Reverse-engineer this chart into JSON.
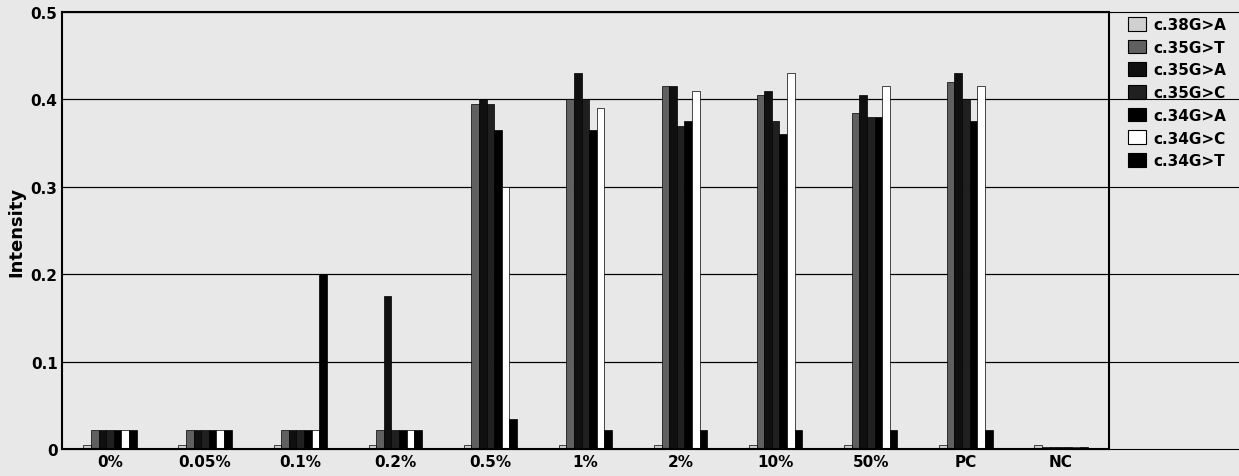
{
  "categories": [
    "0%",
    "0.05%",
    "0.1%",
    "0.2%",
    "0.5%",
    "1%",
    "2%",
    "10%",
    "50%",
    "PC",
    "NC"
  ],
  "series_labels": [
    "c.38G>A",
    "c.35G>T",
    "c.35G>A",
    "c.35G>C",
    "c.34G>A",
    "c.34G>C",
    "c.34G>T"
  ],
  "ylabel": "Intensity",
  "ylim": [
    0,
    0.5
  ],
  "yticks": [
    0,
    0.1,
    0.2,
    0.3,
    0.4,
    0.5
  ],
  "data": {
    "c.38G>A": [
      0.005,
      0.005,
      0.005,
      0.005,
      0.005,
      0.005,
      0.005,
      0.005,
      0.005,
      0.005,
      0.005
    ],
    "c.35G>T": [
      0.022,
      0.022,
      0.022,
      0.022,
      0.395,
      0.4,
      0.415,
      0.405,
      0.385,
      0.42,
      0.003
    ],
    "c.35G>A": [
      0.022,
      0.022,
      0.022,
      0.175,
      0.4,
      0.43,
      0.415,
      0.41,
      0.405,
      0.43,
      0.003
    ],
    "c.35G>C": [
      0.022,
      0.022,
      0.022,
      0.022,
      0.395,
      0.4,
      0.37,
      0.375,
      0.38,
      0.4,
      0.003
    ],
    "c.34G>A": [
      0.022,
      0.022,
      0.022,
      0.022,
      0.365,
      0.365,
      0.375,
      0.36,
      0.38,
      0.375,
      0.003
    ],
    "c.34G>C": [
      0.022,
      0.022,
      0.022,
      0.022,
      0.3,
      0.39,
      0.41,
      0.43,
      0.415,
      0.415,
      0.003
    ],
    "c.34G>T": [
      0.022,
      0.022,
      0.2,
      0.022,
      0.035,
      0.022,
      0.022,
      0.022,
      0.022,
      0.022,
      0.003
    ]
  },
  "colors": {
    "c.38G>A": "#d0d0d0",
    "c.35G>T": "#606060",
    "c.35G>A": "#101010",
    "c.35G>C": "#202020",
    "c.34G>A": "#000000",
    "c.34G>C": "#ffffff",
    "c.34G>T": "#000000"
  },
  "edgecolors": {
    "c.38G>A": "#000000",
    "c.35G>T": "#000000",
    "c.35G>A": "#000000",
    "c.35G>C": "#000000",
    "c.34G>A": "#000000",
    "c.34G>C": "#000000",
    "c.34G>T": "#000000"
  },
  "bg_color": "#e8e8e8",
  "fig_bg_color": "#e8e8e8"
}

________________

Copy every record above exactly, leaving out the pictures.

■ THE OUTPUT
Reverse-engineer this chart into JSON.
{
  "categories": [
    "0%",
    "0.05%",
    "0.1%",
    "0.2%",
    "0.5%",
    "1%",
    "2%",
    "10%",
    "50%",
    "PC",
    "NC"
  ],
  "series_labels": [
    "c.38G>A",
    "c.35G>T",
    "c.35G>A",
    "c.35G>C",
    "c.34G>A",
    "c.34G>C",
    "c.34G>T"
  ],
  "ylabel": "Intensity",
  "ylim": [
    0,
    0.5
  ],
  "yticks": [
    0,
    0.1,
    0.2,
    0.3,
    0.4,
    0.5
  ],
  "data": {
    "c.38G>A": [
      0.005,
      0.005,
      0.005,
      0.005,
      0.005,
      0.005,
      0.005,
      0.005,
      0.005,
      0.005,
      0.005
    ],
    "c.35G>T": [
      0.022,
      0.022,
      0.022,
      0.022,
      0.395,
      0.4,
      0.415,
      0.405,
      0.385,
      0.42,
      0.003
    ],
    "c.35G>A": [
      0.022,
      0.022,
      0.022,
      0.175,
      0.4,
      0.43,
      0.415,
      0.41,
      0.405,
      0.43,
      0.003
    ],
    "c.35G>C": [
      0.022,
      0.022,
      0.022,
      0.022,
      0.395,
      0.4,
      0.37,
      0.375,
      0.38,
      0.4,
      0.003
    ],
    "c.34G>A": [
      0.022,
      0.022,
      0.022,
      0.022,
      0.365,
      0.365,
      0.375,
      0.36,
      0.38,
      0.375,
      0.003
    ],
    "c.34G>C": [
      0.022,
      0.022,
      0.022,
      0.022,
      0.3,
      0.39,
      0.41,
      0.43,
      0.415,
      0.415,
      0.003
    ],
    "c.34G>T": [
      0.022,
      0.022,
      0.2,
      0.022,
      0.035,
      0.022,
      0.022,
      0.022,
      0.022,
      0.022,
      0.003
    ]
  },
  "colors": {
    "c.38G>A": "#d0d0d0",
    "c.35G>T": "#606060",
    "c.35G>A": "#101010",
    "c.35G>C": "#202020",
    "c.34G>A": "#000000",
    "c.34G>C": "#ffffff",
    "c.34G>T": "#000000"
  },
  "edgecolors": {
    "c.38G>A": "#000000",
    "c.35G>T": "#000000",
    "c.35G>A": "#000000",
    "c.35G>C": "#000000",
    "c.34G>A": "#000000",
    "c.34G>C": "#000000",
    "c.34G>T": "#000000"
  },
  "bg_color": "#e8e8e8",
  "fig_bg_color": "#e8e8e8"
}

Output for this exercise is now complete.